### [WORK TO COMPLETE]
Output the items word for word, starting with the first line and going on through the line containing "countdown-timer[interactable]: Счетчик: 172800", with both of those lines included.
## begin RECORDS SUPPLIED
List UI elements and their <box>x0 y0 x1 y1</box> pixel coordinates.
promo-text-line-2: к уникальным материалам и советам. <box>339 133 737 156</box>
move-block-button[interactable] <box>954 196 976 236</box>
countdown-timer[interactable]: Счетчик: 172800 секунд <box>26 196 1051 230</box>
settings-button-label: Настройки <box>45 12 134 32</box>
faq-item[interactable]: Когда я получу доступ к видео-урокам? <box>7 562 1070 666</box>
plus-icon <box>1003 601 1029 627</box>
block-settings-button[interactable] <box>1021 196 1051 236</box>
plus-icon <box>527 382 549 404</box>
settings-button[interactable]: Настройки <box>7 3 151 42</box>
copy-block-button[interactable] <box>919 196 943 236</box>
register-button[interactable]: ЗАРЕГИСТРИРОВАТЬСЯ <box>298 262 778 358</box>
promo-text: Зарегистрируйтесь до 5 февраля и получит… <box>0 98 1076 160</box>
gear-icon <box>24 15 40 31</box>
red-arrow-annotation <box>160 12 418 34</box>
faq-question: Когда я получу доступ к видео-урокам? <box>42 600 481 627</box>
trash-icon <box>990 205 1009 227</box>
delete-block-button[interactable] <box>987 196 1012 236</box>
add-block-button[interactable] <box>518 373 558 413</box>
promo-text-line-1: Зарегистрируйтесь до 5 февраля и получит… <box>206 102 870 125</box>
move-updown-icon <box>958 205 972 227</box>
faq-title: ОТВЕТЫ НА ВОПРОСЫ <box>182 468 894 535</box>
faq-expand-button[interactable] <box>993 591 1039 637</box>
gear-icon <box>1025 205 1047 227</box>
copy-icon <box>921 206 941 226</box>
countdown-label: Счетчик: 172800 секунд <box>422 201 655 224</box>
## end RECORDS SUPPLIED
### [ANSWER FOR THIS EXERCISE]
List UI elements and their <box>x0 y0 x1 y1</box> pixel coordinates.
promo-text-line-2: к уникальным материалам и советам. <box>339 133 737 156</box>
move-block-button[interactable] <box>954 196 976 236</box>
countdown-timer[interactable]: Счетчик: 172800 секунд <box>26 196 1051 230</box>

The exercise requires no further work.